**Soal latihan:** Sajikan baris-baris dalam listing di bawah ini sebagai daftar JSON berisi string, satu string untuk setiap baris, tanpa menyertakan baris kosong.

══ Data tersedia ══

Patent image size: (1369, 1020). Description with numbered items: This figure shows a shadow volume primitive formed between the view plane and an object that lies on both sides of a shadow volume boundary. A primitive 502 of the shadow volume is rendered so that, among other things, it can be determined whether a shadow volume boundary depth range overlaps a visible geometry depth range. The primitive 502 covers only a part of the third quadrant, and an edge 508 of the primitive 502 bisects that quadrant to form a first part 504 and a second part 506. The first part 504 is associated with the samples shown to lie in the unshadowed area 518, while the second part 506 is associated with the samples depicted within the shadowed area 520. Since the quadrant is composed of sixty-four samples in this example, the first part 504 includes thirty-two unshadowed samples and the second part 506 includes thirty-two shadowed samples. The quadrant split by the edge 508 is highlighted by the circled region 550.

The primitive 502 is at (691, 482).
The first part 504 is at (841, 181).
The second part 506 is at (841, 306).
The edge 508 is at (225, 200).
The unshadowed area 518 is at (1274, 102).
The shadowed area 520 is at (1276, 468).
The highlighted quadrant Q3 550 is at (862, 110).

═══

**Jawaban benar:**
[
  "Patent image size: (1369, 1020). Description with numbered items: This figure shows a shadow volume primitive formed between the view plane and an object that lies on both sides of a shadow volume boundary. A primitive 502 of the shadow volume is rendered so that, among other things, it can be determined whether a shadow volume boundary depth range overlaps a visible geometry depth range. The primitive 502 covers only a part of the third quadrant, and an edge 508 of the primitive 502 bisects that quadrant to form a first part 504 and a second part 506. The first part 504 is associated with the samples shown to lie in the unshadowed area 518, while the second part 506 is associated with the samples depicted within the shadowed area 520. Since the quadrant is composed of sixty-four samples in this example, the first part 504 includes thirty-two unshadowed samples and the second part 506 includes thirty-two shadowed samples. The quadrant split by the edge 508 is highlighted by the circled region 550.",
  "The primitive 502 is at (691, 482).",
  "The first part 504 is at (841, 181).",
  "The second part 506 is at (841, 306).",
  "The edge 508 is at (225, 200).",
  "The unshadowed area 518 is at (1274, 102).",
  "The shadowed area 520 is at (1276, 468).",
  "The highlighted quadrant Q3 550 is at (862, 110)."
]